Report the number of lines in these entries that contain "Kategori". Write only the number.

:: INFORMATION GIVEN

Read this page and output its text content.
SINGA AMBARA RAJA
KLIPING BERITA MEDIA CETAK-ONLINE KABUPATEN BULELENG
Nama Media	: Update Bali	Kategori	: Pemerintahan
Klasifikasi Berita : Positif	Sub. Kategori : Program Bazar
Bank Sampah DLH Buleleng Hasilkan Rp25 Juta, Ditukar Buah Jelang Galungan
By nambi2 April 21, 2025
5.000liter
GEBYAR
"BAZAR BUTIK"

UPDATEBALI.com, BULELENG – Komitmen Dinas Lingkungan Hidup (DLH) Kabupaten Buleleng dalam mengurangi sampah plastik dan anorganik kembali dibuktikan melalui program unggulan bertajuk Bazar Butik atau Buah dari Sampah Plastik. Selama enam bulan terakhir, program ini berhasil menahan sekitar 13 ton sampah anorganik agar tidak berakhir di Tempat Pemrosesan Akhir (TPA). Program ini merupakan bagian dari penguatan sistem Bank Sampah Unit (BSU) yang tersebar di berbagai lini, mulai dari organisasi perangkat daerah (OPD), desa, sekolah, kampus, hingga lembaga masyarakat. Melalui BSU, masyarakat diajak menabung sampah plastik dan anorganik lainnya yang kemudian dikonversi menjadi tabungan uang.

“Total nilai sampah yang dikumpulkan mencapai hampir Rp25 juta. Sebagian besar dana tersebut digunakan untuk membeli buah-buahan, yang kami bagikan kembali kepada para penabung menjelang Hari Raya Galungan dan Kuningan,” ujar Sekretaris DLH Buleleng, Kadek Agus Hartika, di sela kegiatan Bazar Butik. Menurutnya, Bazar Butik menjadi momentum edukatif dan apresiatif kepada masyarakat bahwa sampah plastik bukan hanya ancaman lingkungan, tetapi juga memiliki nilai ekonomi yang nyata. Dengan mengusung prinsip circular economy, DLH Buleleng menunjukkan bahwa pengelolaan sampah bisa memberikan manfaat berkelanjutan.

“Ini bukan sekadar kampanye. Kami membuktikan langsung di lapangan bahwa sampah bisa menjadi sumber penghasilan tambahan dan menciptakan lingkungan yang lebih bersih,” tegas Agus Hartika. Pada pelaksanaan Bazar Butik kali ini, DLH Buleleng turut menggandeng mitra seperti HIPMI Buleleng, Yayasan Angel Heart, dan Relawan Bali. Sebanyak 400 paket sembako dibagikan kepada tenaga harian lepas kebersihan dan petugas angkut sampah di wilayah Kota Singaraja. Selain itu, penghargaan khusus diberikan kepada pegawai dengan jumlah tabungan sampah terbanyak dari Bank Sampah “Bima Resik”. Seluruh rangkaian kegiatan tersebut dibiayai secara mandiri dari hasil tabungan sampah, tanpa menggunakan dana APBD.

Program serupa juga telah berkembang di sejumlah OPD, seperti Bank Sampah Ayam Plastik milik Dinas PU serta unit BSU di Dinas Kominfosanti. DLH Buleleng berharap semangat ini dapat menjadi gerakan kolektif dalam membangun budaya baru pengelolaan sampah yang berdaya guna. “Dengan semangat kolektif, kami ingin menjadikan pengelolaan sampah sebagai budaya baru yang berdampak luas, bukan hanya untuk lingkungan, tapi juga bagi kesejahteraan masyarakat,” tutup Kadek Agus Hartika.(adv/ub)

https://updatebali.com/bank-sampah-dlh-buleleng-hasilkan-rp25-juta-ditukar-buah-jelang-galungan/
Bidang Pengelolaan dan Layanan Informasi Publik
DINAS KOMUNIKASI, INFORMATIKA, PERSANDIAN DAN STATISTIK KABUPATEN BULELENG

::::

== ANSWER TO THE PROBLEM ==
2